EXCERPTED RECORDS —
····················

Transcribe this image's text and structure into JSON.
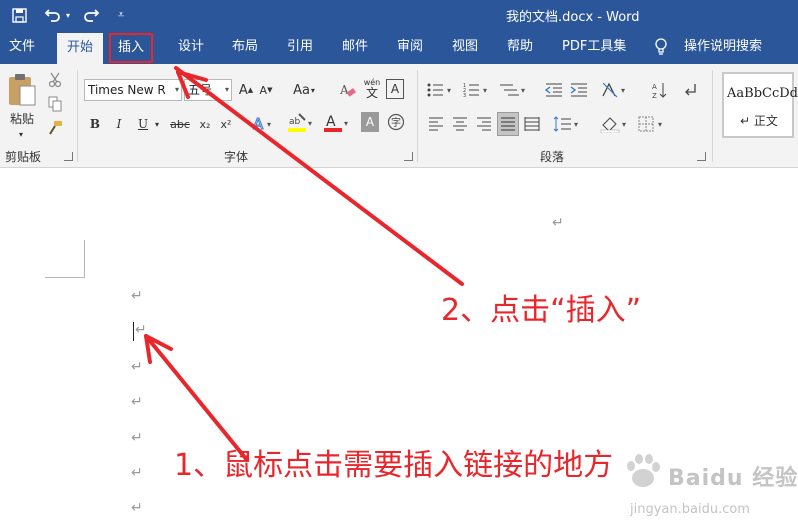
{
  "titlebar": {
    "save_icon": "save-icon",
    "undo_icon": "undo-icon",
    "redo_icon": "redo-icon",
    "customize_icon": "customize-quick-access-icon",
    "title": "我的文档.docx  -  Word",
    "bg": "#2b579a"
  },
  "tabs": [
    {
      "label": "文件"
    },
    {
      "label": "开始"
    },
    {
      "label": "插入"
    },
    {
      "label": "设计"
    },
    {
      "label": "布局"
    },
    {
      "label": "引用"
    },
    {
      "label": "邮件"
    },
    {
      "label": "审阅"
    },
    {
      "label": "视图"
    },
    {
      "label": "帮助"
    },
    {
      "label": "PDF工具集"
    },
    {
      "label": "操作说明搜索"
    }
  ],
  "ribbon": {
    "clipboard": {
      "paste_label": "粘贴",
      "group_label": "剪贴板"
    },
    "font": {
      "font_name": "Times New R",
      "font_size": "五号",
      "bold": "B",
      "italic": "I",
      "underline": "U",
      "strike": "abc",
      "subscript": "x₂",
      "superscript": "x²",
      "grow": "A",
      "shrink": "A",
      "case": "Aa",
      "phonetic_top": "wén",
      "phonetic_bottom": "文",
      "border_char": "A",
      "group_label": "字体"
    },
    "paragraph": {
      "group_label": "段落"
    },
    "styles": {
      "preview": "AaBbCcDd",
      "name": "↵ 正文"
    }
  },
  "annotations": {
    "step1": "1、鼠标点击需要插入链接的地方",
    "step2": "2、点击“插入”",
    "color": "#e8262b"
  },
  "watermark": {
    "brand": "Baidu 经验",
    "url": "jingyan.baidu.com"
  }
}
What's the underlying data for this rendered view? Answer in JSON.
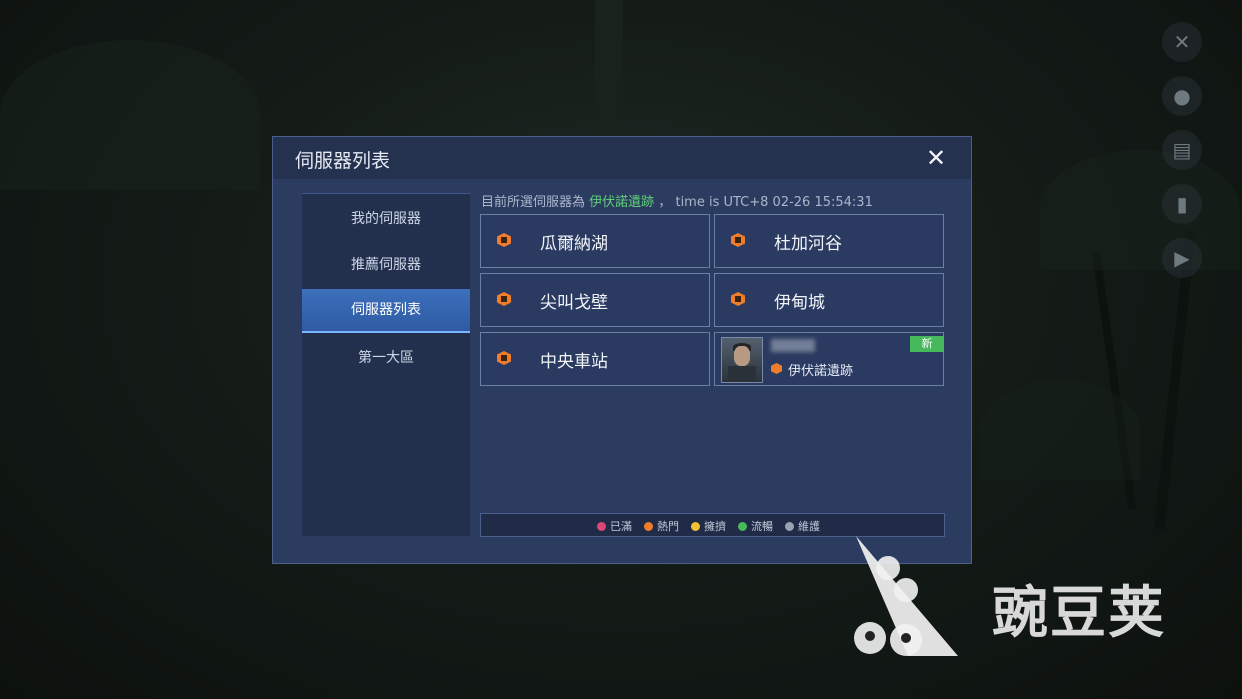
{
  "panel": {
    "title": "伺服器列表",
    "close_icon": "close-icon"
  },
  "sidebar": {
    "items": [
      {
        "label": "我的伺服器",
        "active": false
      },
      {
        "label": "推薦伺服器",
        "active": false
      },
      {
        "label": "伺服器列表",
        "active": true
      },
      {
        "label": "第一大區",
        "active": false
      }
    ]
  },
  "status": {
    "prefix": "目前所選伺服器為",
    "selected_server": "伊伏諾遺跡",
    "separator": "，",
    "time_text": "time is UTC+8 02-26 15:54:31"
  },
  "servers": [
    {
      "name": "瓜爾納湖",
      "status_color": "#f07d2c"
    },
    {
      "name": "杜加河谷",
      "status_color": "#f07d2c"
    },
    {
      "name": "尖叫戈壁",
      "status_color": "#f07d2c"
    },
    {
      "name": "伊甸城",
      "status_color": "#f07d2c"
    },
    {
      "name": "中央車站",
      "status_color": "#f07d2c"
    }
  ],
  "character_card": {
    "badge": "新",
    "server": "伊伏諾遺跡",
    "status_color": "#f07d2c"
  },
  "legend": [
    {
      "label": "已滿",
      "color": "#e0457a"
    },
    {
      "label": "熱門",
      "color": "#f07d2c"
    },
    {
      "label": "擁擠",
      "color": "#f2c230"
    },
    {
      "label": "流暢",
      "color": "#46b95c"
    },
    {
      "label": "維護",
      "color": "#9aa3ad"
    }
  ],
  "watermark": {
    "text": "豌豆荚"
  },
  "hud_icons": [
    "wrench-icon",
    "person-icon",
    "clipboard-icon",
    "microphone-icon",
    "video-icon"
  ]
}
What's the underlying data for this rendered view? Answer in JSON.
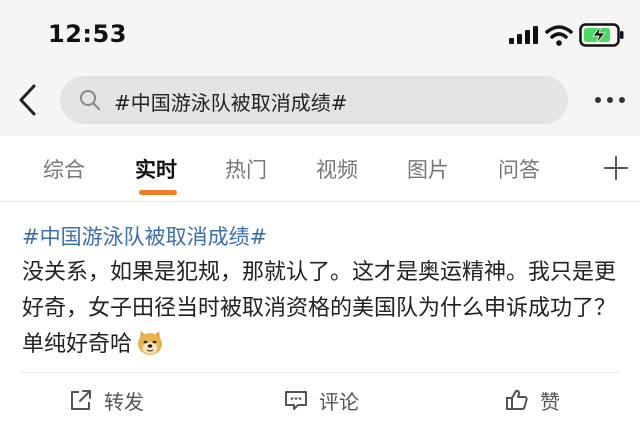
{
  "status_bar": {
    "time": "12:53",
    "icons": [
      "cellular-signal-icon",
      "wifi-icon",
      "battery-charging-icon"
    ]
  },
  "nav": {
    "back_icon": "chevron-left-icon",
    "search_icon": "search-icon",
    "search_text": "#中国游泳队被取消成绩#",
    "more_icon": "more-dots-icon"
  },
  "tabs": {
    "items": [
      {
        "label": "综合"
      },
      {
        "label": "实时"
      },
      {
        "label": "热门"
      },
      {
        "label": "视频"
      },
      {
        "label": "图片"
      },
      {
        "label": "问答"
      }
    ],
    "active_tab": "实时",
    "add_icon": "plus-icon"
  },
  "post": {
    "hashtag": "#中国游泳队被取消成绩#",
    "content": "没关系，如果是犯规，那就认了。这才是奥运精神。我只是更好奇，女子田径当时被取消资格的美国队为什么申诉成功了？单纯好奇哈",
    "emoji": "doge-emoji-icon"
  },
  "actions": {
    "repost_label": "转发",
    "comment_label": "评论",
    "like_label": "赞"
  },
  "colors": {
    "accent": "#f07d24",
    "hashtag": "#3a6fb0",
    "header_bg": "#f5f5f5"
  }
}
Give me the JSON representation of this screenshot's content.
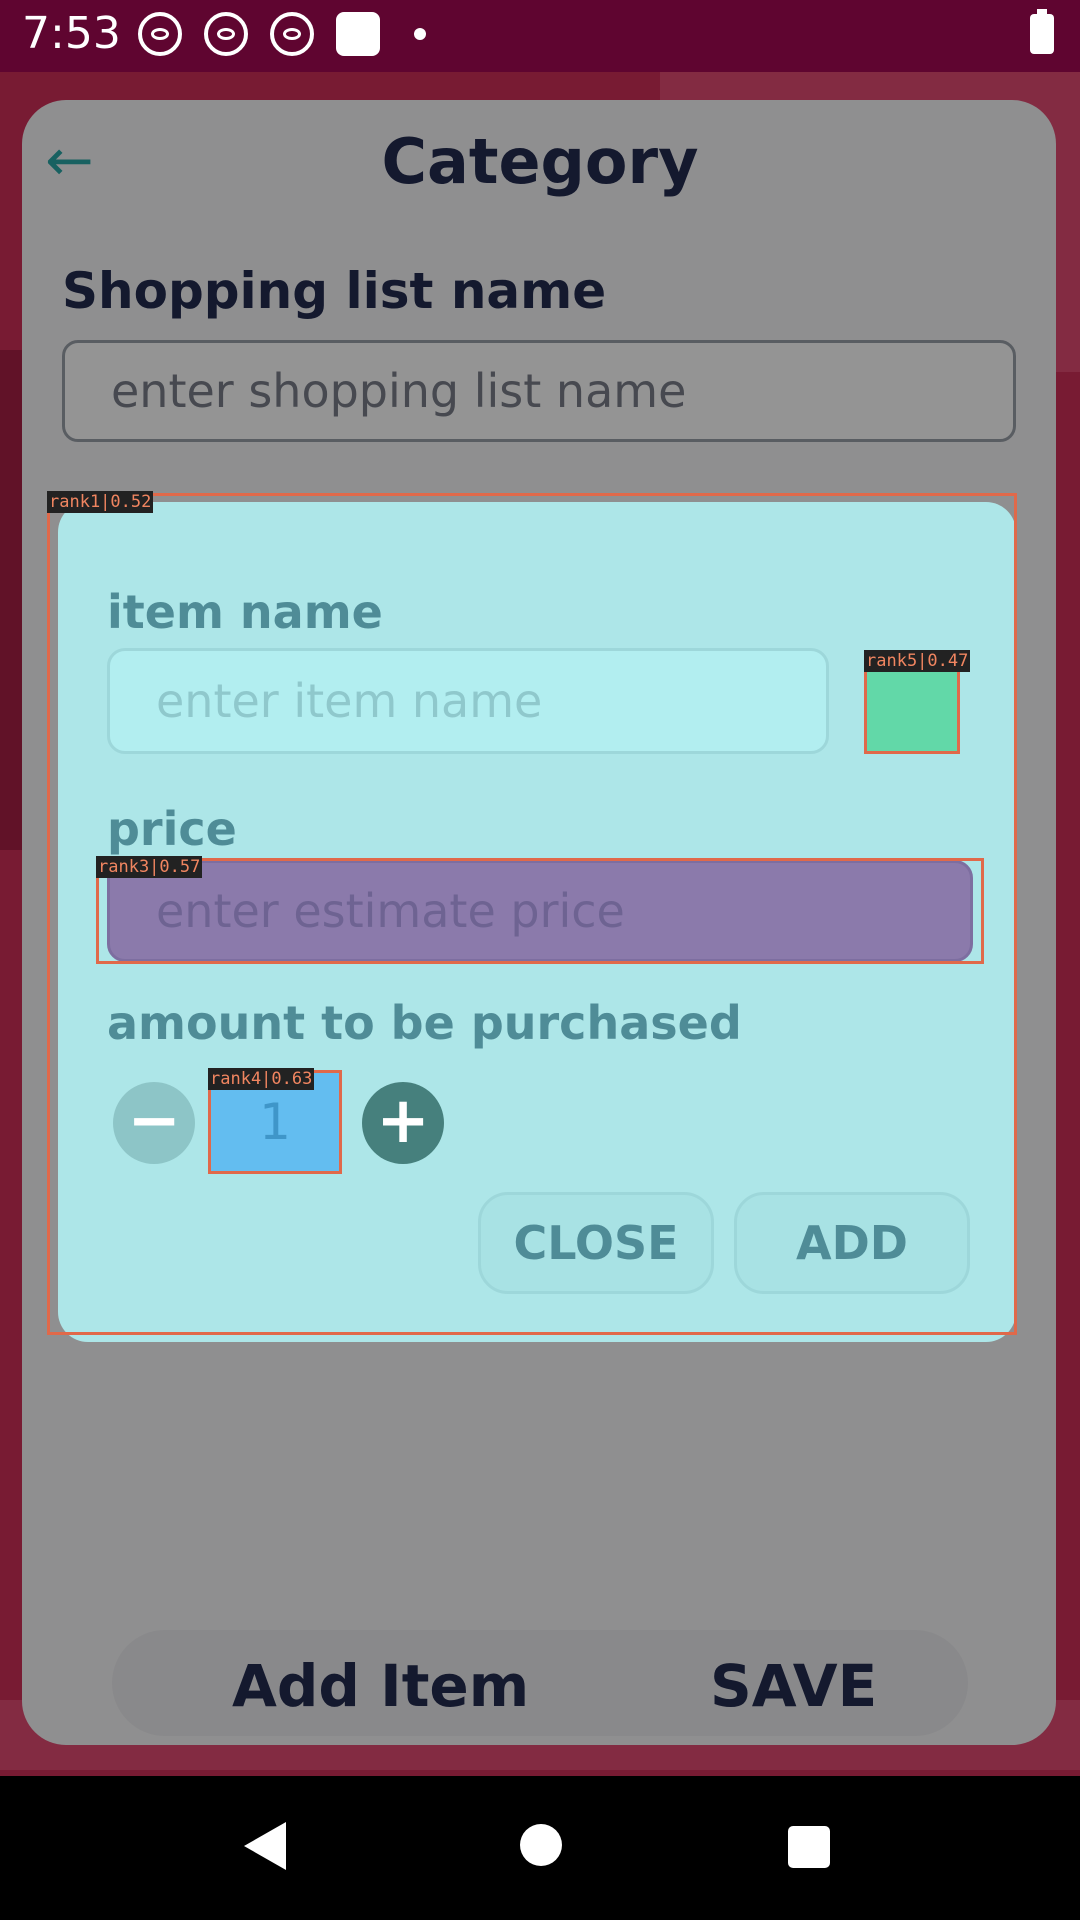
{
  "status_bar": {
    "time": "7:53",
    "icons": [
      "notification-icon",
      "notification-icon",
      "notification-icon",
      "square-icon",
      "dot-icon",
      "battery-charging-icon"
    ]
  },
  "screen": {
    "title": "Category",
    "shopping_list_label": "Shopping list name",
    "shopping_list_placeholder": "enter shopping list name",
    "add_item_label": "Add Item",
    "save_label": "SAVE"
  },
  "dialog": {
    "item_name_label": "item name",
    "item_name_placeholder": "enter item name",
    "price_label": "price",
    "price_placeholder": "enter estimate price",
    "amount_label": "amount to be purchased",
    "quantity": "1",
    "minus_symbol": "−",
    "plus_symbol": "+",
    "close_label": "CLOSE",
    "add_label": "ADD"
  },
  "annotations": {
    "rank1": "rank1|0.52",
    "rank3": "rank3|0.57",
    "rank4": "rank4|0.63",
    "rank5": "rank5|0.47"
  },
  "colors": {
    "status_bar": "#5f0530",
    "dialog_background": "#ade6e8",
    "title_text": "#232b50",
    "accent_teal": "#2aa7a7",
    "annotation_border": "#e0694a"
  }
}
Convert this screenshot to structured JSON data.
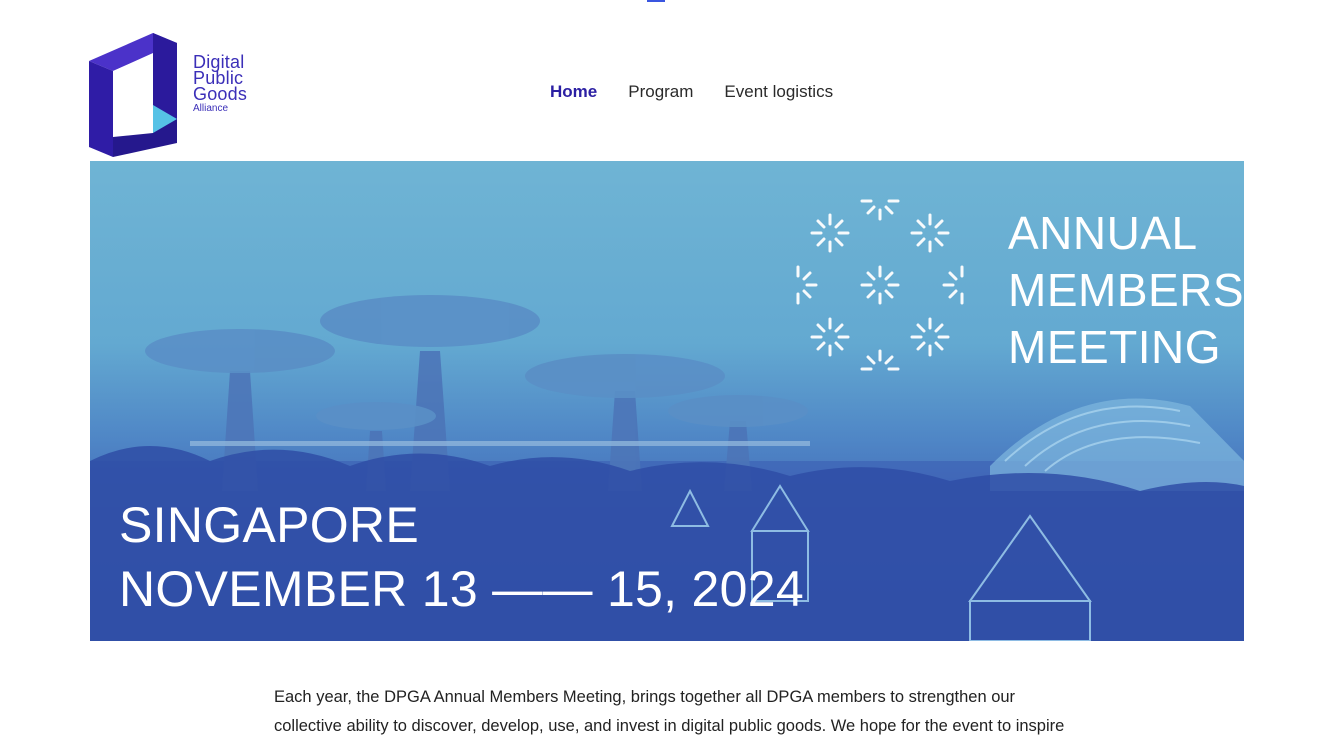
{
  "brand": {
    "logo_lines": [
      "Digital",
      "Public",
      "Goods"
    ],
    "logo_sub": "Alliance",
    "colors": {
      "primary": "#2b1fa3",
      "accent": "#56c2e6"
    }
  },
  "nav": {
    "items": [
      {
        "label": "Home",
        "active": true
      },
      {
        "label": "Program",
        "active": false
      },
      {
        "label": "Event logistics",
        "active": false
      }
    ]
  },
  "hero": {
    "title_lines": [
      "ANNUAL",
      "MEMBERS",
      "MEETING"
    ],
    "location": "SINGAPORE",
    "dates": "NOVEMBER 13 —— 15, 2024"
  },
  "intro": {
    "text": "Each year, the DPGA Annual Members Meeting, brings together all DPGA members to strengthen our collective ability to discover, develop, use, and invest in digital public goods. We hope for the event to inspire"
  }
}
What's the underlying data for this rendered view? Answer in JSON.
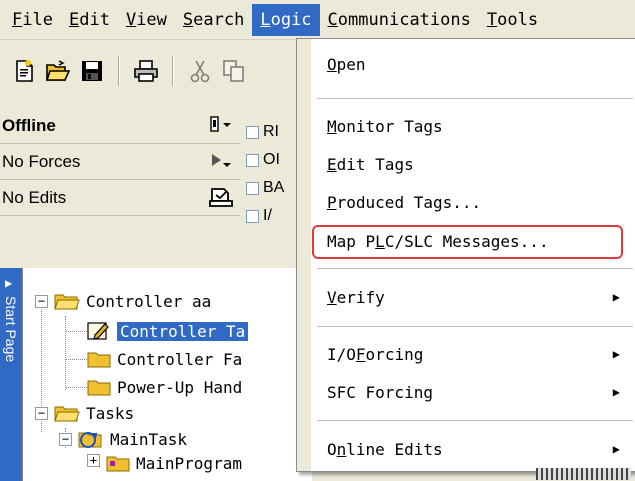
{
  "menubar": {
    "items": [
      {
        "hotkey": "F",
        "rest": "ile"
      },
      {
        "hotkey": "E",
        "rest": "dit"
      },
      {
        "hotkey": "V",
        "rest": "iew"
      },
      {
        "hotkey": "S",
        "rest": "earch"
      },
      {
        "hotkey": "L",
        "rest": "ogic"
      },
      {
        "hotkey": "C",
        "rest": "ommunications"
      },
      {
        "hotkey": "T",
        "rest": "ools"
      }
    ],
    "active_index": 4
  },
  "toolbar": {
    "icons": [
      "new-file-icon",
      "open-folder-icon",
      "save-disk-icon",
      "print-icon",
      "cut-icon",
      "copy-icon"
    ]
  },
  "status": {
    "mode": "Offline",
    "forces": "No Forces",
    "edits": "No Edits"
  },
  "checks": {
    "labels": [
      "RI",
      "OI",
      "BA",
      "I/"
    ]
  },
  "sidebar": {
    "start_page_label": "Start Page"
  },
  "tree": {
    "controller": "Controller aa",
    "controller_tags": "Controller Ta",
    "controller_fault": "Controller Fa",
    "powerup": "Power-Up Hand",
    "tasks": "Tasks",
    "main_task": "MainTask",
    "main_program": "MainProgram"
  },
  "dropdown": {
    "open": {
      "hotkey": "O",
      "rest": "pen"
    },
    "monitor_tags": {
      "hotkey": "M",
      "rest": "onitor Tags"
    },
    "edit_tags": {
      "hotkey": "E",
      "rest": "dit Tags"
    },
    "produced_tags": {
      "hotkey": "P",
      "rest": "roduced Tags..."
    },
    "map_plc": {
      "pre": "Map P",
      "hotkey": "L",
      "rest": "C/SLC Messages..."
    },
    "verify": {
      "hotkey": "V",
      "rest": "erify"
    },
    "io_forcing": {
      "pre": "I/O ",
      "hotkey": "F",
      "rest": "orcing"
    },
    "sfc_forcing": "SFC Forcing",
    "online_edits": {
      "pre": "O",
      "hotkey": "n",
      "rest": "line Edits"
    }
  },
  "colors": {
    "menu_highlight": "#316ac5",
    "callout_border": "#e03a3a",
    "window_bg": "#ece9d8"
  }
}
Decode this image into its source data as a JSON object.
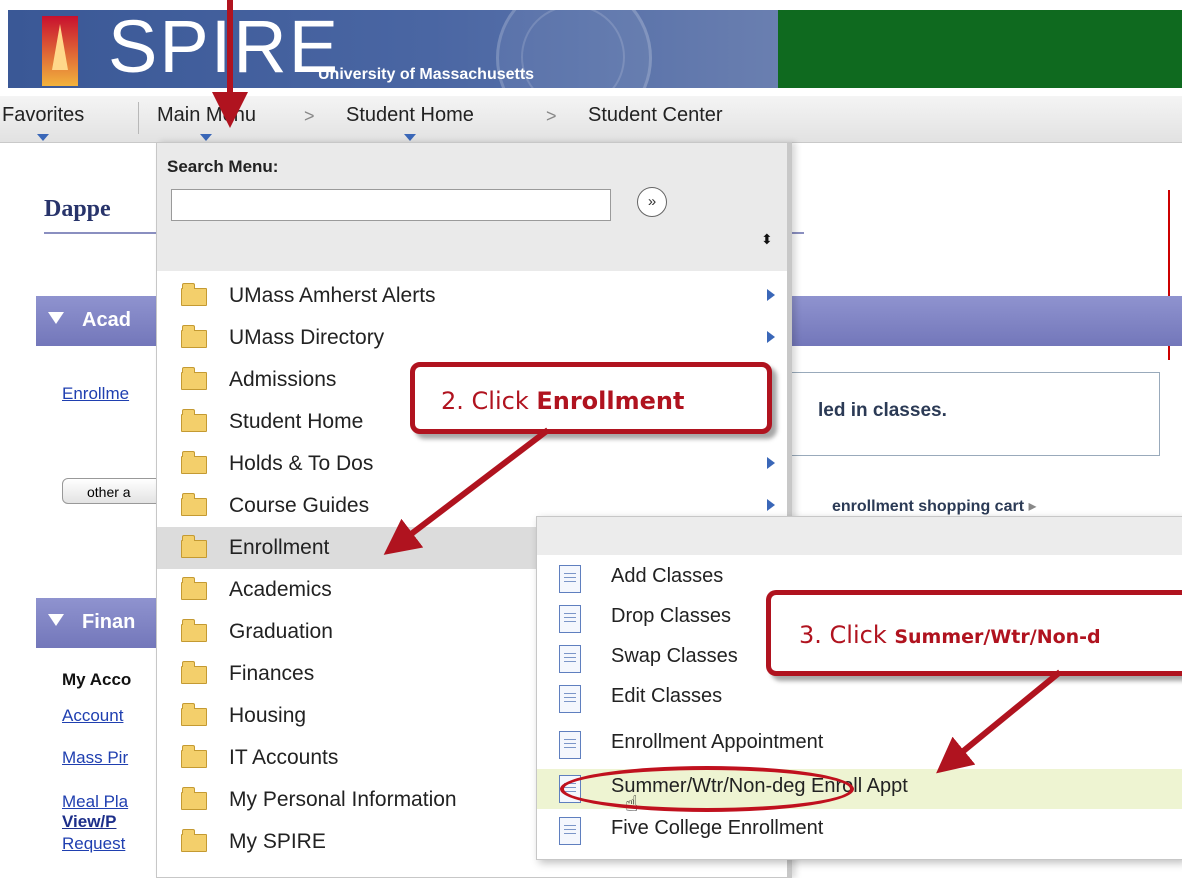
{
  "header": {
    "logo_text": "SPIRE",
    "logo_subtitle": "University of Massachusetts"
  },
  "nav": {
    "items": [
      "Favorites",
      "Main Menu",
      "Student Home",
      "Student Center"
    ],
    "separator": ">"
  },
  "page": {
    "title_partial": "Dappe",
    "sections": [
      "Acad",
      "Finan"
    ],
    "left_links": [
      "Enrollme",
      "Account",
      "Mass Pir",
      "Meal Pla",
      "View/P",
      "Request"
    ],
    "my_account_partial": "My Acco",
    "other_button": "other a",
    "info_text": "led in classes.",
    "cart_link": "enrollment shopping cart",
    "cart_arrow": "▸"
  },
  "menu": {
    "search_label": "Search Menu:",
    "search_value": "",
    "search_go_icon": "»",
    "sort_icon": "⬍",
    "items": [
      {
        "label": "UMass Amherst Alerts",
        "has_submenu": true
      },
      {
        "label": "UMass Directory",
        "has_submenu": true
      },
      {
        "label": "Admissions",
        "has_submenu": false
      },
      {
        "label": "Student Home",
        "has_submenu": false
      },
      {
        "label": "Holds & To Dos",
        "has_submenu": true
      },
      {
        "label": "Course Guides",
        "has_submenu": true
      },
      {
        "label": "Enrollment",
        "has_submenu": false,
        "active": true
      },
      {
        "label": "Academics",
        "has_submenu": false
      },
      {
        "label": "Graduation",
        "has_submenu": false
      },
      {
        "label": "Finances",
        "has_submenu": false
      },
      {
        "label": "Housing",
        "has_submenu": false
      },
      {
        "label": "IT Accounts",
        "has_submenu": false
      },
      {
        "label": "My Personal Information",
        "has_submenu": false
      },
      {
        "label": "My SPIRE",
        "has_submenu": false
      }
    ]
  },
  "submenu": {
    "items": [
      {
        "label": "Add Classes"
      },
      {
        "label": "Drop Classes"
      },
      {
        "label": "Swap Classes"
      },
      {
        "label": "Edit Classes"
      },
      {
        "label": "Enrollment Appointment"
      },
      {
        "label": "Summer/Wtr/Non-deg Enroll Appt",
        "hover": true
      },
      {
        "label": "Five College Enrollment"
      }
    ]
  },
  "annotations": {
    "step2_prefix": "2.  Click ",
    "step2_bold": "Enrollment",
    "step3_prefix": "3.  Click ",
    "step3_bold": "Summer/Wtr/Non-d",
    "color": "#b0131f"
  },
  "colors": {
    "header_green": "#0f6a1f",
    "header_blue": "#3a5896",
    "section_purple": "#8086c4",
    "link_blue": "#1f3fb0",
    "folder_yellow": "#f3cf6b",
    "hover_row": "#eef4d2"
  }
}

····················

YOUR GOAL —
Write out each line of the data that holds the string "Student".

FINAL RESULT —
      "Student Home",
      "Student Center"
        "label": "Student Home",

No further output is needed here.